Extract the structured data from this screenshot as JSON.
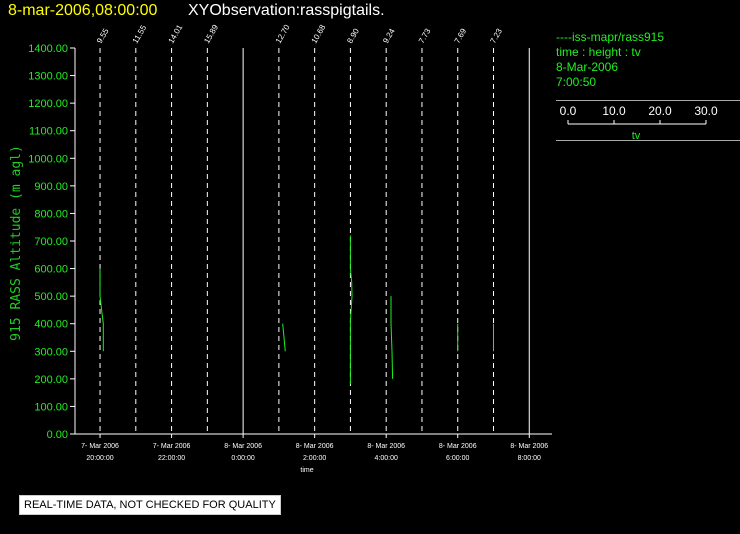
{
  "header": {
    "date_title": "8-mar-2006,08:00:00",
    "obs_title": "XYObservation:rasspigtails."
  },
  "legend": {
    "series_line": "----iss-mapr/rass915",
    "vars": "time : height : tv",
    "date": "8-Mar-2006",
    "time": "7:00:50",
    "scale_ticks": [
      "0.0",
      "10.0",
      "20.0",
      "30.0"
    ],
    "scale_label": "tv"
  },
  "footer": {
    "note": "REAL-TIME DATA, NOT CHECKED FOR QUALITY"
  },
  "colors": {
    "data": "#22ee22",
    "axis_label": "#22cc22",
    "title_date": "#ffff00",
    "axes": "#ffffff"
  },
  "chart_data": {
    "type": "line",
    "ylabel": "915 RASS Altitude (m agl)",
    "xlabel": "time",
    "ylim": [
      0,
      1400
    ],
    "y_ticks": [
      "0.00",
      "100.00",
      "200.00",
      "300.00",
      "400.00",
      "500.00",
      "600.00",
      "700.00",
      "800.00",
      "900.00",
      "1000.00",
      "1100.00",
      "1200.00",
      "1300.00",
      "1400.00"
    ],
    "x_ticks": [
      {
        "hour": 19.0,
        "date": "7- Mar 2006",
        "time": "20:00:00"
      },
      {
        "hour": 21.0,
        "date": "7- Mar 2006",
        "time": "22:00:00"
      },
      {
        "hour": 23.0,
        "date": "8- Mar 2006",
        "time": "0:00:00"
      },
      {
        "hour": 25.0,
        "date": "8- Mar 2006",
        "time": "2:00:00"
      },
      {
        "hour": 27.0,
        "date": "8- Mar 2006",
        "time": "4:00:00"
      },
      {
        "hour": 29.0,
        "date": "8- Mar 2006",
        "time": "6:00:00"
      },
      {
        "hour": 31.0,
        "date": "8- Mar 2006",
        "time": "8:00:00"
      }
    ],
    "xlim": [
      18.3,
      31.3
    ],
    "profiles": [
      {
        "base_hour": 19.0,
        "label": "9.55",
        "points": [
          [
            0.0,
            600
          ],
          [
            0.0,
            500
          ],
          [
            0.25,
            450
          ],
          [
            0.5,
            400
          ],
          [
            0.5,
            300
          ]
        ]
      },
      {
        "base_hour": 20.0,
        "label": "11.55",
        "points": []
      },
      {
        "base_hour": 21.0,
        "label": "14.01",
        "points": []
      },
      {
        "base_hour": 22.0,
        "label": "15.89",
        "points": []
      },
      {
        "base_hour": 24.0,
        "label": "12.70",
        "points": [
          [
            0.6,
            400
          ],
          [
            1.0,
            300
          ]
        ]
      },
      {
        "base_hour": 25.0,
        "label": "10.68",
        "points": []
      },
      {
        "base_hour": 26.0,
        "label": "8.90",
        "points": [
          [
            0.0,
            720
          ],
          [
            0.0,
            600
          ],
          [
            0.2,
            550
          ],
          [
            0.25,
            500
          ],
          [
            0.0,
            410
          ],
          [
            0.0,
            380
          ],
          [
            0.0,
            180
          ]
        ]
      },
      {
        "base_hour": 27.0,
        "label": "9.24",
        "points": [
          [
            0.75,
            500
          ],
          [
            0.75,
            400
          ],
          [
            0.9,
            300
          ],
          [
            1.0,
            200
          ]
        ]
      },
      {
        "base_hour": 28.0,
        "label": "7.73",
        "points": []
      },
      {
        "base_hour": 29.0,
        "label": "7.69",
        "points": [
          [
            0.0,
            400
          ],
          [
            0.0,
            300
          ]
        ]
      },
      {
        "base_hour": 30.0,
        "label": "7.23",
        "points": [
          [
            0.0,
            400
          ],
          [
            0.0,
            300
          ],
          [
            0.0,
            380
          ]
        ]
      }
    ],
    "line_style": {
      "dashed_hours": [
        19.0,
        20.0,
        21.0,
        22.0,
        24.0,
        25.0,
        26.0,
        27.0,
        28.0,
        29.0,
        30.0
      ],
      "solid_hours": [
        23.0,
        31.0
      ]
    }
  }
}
----------
Task requirements »
Copy the data exactly. Any picture it contains is to be omitted.

Final result »
Extract the structured data from this screenshot as JSON.
{
  "header": {
    "date_title": "8-mar-2006,08:00:00",
    "obs_title": "XYObservation:rasspigtails."
  },
  "legend": {
    "series_line": "----iss-mapr/rass915",
    "vars": "time : height : tv",
    "date": "8-Mar-2006",
    "time": "7:00:50",
    "scale_ticks": [
      "0.0",
      "10.0",
      "20.0",
      "30.0"
    ],
    "scale_label": "tv"
  },
  "footer": {
    "note": "REAL-TIME DATA, NOT CHECKED FOR QUALITY"
  },
  "colors": {
    "data": "#22ee22",
    "axis_label": "#22cc22",
    "title_date": "#ffff00",
    "axes": "#ffffff"
  },
  "chart_data": {
    "type": "line",
    "ylabel": "915 RASS Altitude (m agl)",
    "xlabel": "time",
    "ylim": [
      0,
      1400
    ],
    "y_ticks": [
      "0.00",
      "100.00",
      "200.00",
      "300.00",
      "400.00",
      "500.00",
      "600.00",
      "700.00",
      "800.00",
      "900.00",
      "1000.00",
      "1100.00",
      "1200.00",
      "1300.00",
      "1400.00"
    ],
    "x_ticks": [
      {
        "hour": 19.0,
        "date": "7- Mar 2006",
        "time": "20:00:00"
      },
      {
        "hour": 21.0,
        "date": "7- Mar 2006",
        "time": "22:00:00"
      },
      {
        "hour": 23.0,
        "date": "8- Mar 2006",
        "time": "0:00:00"
      },
      {
        "hour": 25.0,
        "date": "8- Mar 2006",
        "time": "2:00:00"
      },
      {
        "hour": 27.0,
        "date": "8- Mar 2006",
        "time": "4:00:00"
      },
      {
        "hour": 29.0,
        "date": "8- Mar 2006",
        "time": "6:00:00"
      },
      {
        "hour": 31.0,
        "date": "8- Mar 2006",
        "time": "8:00:00"
      }
    ],
    "xlim": [
      18.3,
      31.3
    ],
    "profiles": [
      {
        "base_hour": 19.0,
        "label": "9.55",
        "points": [
          [
            0.0,
            600
          ],
          [
            0.0,
            500
          ],
          [
            0.25,
            450
          ],
          [
            0.5,
            400
          ],
          [
            0.5,
            300
          ]
        ]
      },
      {
        "base_hour": 20.0,
        "label": "11.55",
        "points": []
      },
      {
        "base_hour": 21.0,
        "label": "14.01",
        "points": []
      },
      {
        "base_hour": 22.0,
        "label": "15.89",
        "points": []
      },
      {
        "base_hour": 24.0,
        "label": "12.70",
        "points": [
          [
            0.6,
            400
          ],
          [
            1.0,
            300
          ]
        ]
      },
      {
        "base_hour": 25.0,
        "label": "10.68",
        "points": []
      },
      {
        "base_hour": 26.0,
        "label": "8.90",
        "points": [
          [
            0.0,
            720
          ],
          [
            0.0,
            600
          ],
          [
            0.2,
            550
          ],
          [
            0.25,
            500
          ],
          [
            0.0,
            410
          ],
          [
            0.0,
            380
          ],
          [
            0.0,
            180
          ]
        ]
      },
      {
        "base_hour": 27.0,
        "label": "9.24",
        "points": [
          [
            0.75,
            500
          ],
          [
            0.75,
            400
          ],
          [
            0.9,
            300
          ],
          [
            1.0,
            200
          ]
        ]
      },
      {
        "base_hour": 28.0,
        "label": "7.73",
        "points": []
      },
      {
        "base_hour": 29.0,
        "label": "7.69",
        "points": [
          [
            0.0,
            400
          ],
          [
            0.0,
            300
          ]
        ]
      },
      {
        "base_hour": 30.0,
        "label": "7.23",
        "points": [
          [
            0.0,
            400
          ],
          [
            0.0,
            300
          ],
          [
            0.0,
            380
          ]
        ]
      }
    ],
    "line_style": {
      "dashed_hours": [
        19.0,
        20.0,
        21.0,
        22.0,
        24.0,
        25.0,
        26.0,
        27.0,
        28.0,
        29.0,
        30.0
      ],
      "solid_hours": [
        23.0,
        31.0
      ]
    }
  }
}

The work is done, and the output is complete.